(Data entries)

# # # # #

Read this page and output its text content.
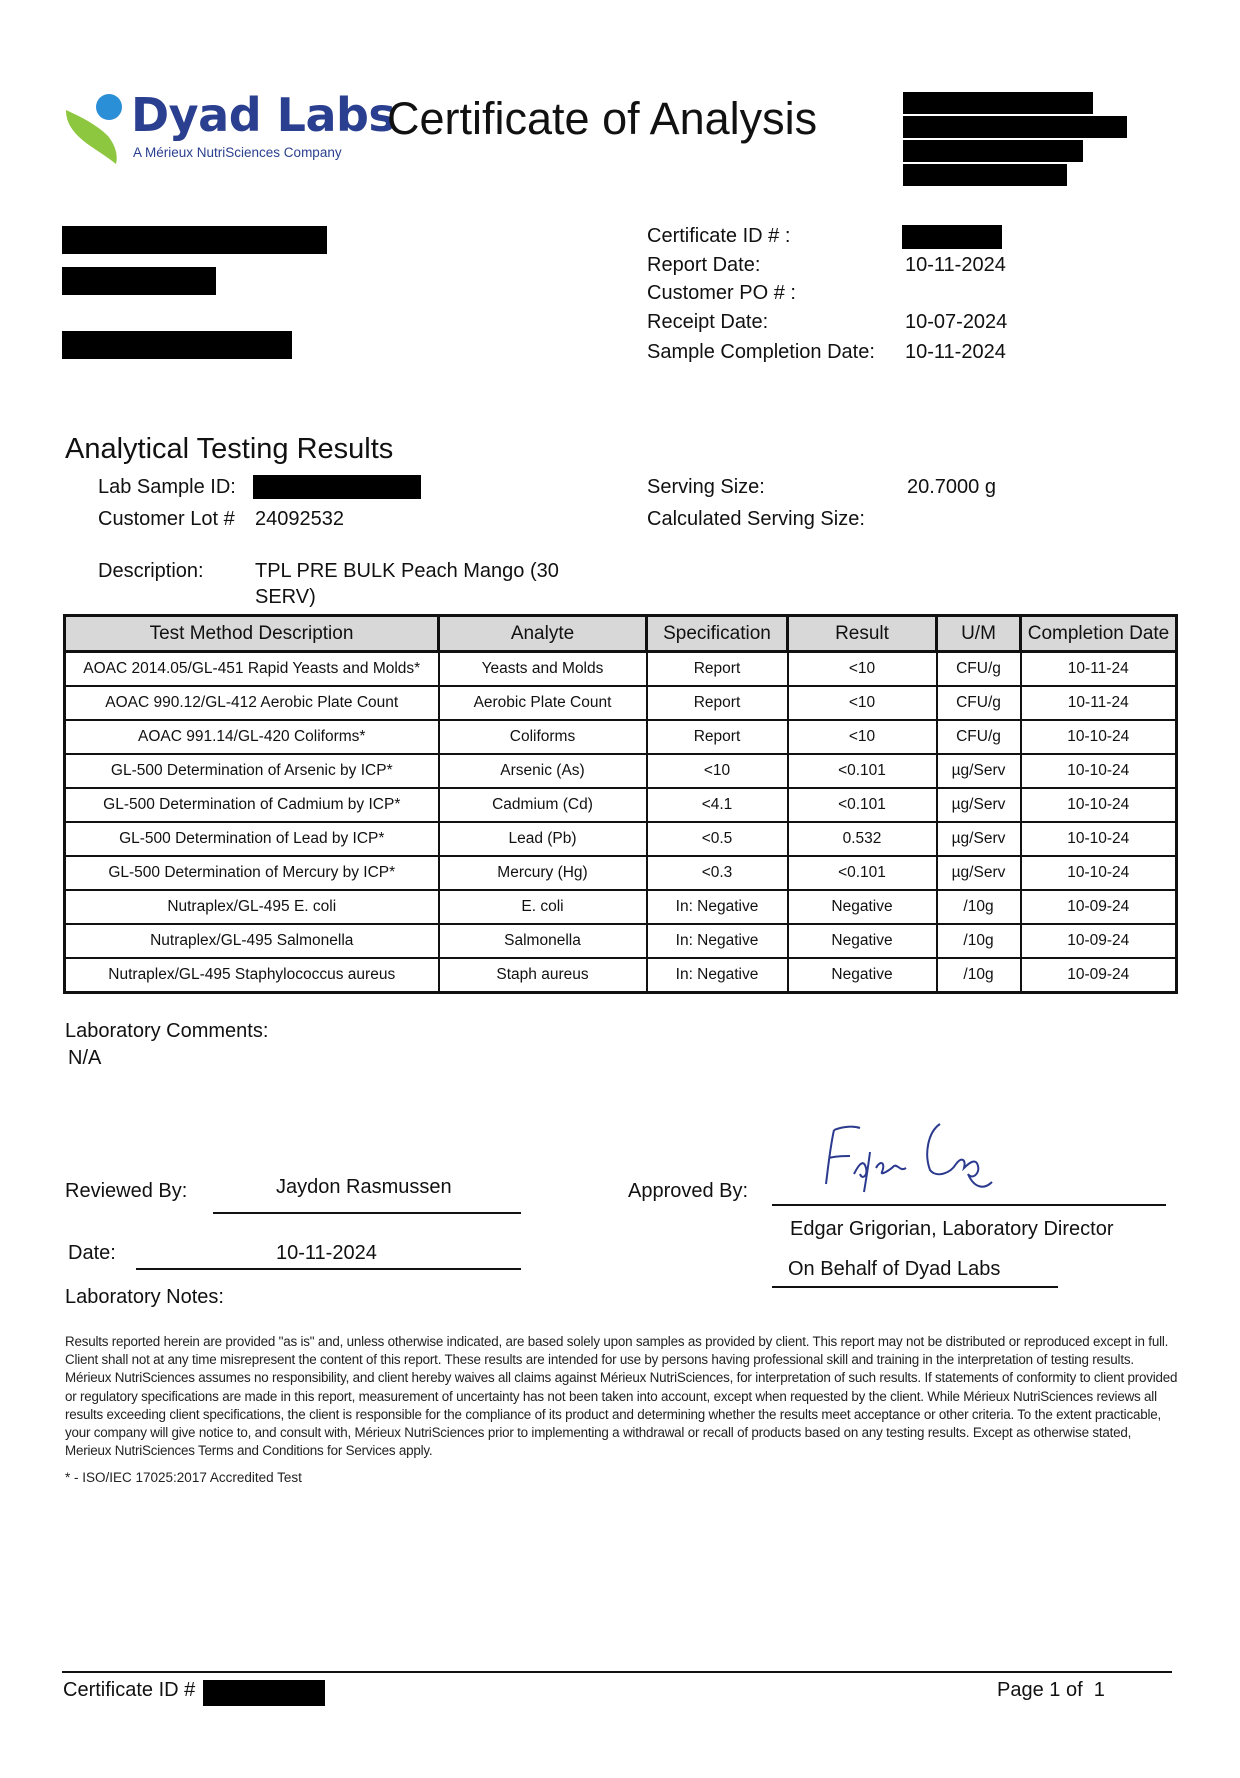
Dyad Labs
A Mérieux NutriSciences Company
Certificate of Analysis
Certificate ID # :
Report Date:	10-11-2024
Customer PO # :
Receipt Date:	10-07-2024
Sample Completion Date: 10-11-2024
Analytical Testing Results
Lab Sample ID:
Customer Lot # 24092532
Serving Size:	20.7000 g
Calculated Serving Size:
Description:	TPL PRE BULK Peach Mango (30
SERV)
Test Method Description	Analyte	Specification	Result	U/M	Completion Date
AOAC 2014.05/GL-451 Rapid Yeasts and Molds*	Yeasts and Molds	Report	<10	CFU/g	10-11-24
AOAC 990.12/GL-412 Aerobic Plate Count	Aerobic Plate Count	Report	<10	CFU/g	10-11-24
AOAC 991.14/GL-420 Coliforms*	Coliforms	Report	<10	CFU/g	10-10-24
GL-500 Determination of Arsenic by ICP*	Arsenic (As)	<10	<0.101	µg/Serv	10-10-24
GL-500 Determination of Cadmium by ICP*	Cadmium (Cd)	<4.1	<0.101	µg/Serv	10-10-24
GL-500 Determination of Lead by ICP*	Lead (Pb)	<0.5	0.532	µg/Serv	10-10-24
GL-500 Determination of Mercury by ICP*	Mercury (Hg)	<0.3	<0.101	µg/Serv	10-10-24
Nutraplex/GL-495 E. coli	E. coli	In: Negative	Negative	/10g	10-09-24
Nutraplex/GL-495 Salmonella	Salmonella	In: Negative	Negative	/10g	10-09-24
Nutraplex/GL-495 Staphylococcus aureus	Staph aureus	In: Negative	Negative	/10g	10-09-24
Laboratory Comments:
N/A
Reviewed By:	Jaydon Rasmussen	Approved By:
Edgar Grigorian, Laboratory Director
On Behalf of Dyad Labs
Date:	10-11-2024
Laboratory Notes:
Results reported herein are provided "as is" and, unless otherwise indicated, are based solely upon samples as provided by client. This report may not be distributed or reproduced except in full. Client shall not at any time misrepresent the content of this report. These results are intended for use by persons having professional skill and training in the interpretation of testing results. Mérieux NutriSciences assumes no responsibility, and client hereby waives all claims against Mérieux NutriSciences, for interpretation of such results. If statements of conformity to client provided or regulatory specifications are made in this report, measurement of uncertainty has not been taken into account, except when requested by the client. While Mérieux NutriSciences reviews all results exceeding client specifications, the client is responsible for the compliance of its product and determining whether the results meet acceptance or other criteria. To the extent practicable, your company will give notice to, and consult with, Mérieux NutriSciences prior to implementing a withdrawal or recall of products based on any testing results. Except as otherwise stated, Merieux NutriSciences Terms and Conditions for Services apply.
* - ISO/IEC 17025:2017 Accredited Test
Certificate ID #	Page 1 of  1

# # # # #

Where a line of the data holds "Laboratory", show that line.

#### RESPONSE TO THIS EXERCISE:
Laboratory Comments:
Edgar Grigorian, Laboratory Director
Laboratory Notes:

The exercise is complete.